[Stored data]
= = = = = = =

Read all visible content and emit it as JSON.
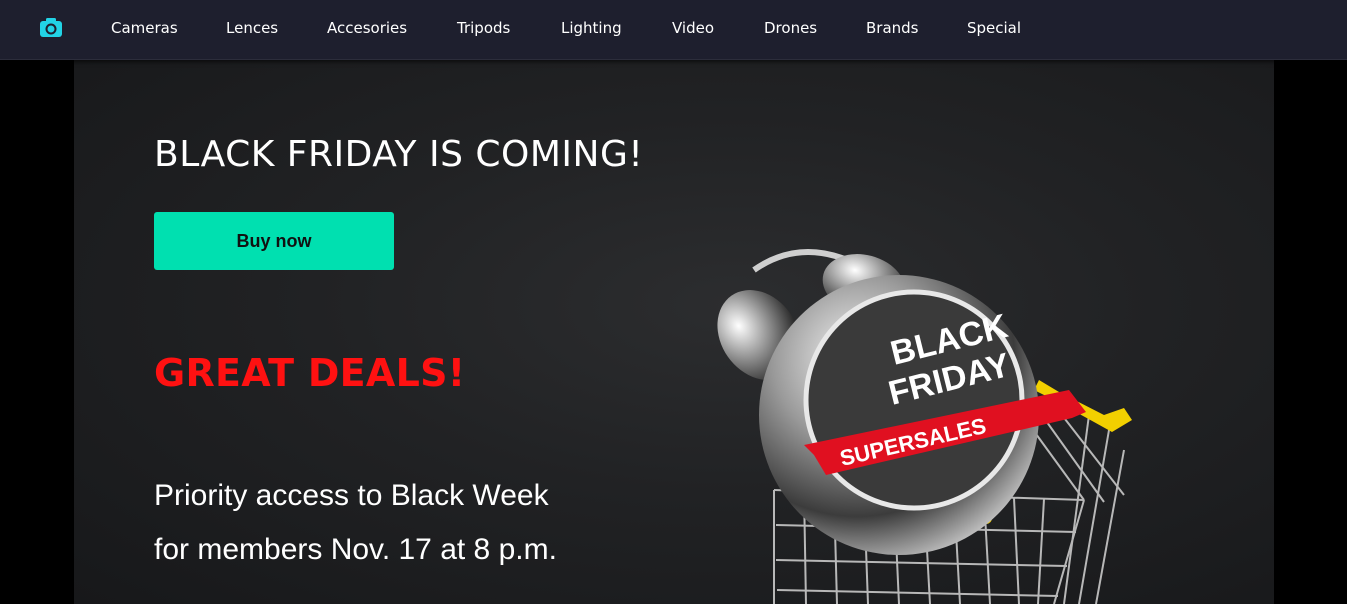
{
  "nav": {
    "logo_icon": "camera-icon",
    "items": [
      "Cameras",
      "Lences",
      "Accesories",
      "Tripods",
      "Lighting",
      "Video",
      "Drones",
      "Brands",
      "Special"
    ]
  },
  "hero": {
    "title": "BLACK FRIDAY IS COMING!",
    "button_label": "Buy now",
    "deals_text": "GREAT DEALS!",
    "priority_lines": [
      "Priority access to Black Week",
      "for members Nov. 17 at 8 p.m."
    ],
    "promo_image": {
      "clock_text_line1": "BLACK",
      "clock_text_line2": "FRIDAY",
      "ribbon_text": "SUPERSALES"
    }
  },
  "colors": {
    "navbar_bg": "#1e1f2e",
    "accent": "#00e0b0",
    "deals_red": "#ff1111",
    "ribbon_red": "#e01020",
    "cart_handle": "#f2d000"
  }
}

= = = = = = =

#### What to produce:
Count how many lines include the string "FRIDAY". Nothing but the number is needed.

#### Completed task:
2